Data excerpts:

☆ ☆ ☆ ☆ ☆

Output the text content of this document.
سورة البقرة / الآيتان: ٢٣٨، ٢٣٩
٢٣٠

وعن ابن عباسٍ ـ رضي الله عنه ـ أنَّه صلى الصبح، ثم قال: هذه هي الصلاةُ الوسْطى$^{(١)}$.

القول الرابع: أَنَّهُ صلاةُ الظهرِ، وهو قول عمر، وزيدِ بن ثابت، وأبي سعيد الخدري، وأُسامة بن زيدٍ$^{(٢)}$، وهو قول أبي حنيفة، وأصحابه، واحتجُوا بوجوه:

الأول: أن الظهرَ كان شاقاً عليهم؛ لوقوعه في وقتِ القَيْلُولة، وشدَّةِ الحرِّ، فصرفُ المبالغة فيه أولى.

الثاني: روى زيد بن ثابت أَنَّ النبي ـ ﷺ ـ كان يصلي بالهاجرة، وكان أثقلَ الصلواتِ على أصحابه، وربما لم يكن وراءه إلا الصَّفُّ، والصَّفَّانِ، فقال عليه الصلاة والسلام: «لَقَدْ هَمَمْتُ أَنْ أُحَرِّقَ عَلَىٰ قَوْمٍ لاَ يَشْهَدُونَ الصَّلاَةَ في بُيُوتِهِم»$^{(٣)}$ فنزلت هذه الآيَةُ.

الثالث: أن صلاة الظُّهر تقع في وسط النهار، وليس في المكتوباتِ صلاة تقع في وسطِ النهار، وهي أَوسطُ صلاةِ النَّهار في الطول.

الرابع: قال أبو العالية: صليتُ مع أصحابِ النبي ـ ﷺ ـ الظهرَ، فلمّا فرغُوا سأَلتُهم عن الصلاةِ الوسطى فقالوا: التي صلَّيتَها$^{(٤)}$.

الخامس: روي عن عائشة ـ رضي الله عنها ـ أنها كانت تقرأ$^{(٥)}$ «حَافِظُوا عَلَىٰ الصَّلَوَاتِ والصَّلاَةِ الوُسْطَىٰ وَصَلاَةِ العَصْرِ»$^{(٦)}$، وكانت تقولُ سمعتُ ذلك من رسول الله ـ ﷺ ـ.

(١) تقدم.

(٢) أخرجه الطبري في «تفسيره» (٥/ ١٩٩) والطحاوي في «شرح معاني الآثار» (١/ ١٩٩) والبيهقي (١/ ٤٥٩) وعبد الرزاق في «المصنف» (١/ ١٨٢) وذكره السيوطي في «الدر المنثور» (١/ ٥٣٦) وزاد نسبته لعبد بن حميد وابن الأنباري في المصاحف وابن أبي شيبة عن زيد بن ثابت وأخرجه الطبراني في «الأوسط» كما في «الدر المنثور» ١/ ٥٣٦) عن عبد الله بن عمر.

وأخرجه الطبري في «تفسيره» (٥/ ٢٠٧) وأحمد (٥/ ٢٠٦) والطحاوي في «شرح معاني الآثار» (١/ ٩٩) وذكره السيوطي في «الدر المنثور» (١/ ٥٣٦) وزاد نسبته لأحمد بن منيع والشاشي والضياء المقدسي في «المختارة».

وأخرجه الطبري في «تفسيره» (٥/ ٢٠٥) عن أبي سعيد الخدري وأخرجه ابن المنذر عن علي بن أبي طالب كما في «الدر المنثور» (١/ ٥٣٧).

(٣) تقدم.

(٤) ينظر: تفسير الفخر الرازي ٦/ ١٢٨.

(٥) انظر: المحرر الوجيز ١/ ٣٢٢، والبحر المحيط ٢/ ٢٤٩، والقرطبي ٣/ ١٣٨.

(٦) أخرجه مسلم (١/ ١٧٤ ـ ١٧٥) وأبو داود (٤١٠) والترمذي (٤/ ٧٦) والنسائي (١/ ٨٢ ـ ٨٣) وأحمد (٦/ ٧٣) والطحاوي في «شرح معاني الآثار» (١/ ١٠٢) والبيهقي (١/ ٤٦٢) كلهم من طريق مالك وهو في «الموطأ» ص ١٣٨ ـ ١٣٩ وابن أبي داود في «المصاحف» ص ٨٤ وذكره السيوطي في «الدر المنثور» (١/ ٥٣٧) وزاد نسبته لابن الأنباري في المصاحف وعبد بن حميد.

☆ ☆ ☆ ☆ ☆

TASK GOAL >> Go through the records and copy each line with "الصلاة" in it.

COMPLETED TASK >>
وعن ابن عباسٍ ـ رضي الله عنه ـ أنَّه صلى الصبح، ثم قال: هذه هي الصلاةُ الوسْطى$^{(١)}$.
الثاني: روى زيد بن ثابت أَنَّ النبي ـ ﷺ ـ كان يصلي بالهاجرة، وكان أثقلَ الصلواتِ على أصحابه، وربما لم يكن وراءه إلا الصَّفُّ، والصَّفَّانِ، فقال عليه الصلاة والسلام: «لَقَدْ هَمَمْتُ أَنْ أُحَرِّقَ عَلَىٰ قَوْمٍ لاَ يَشْهَدُونَ الصَّلاَةَ في بُيُوتِهِم»$^{(٣)}$ فنزلت هذه الآيَةُ.
الرابع: قال أبو العالية: صليتُ مع أصحابِ النبي ـ ﷺ ـ الظهرَ، فلمّا فرغُوا سأَلتُهم عن الصلاةِ الوسطى فقالوا: التي صلَّيتَها$^{(٤)}$.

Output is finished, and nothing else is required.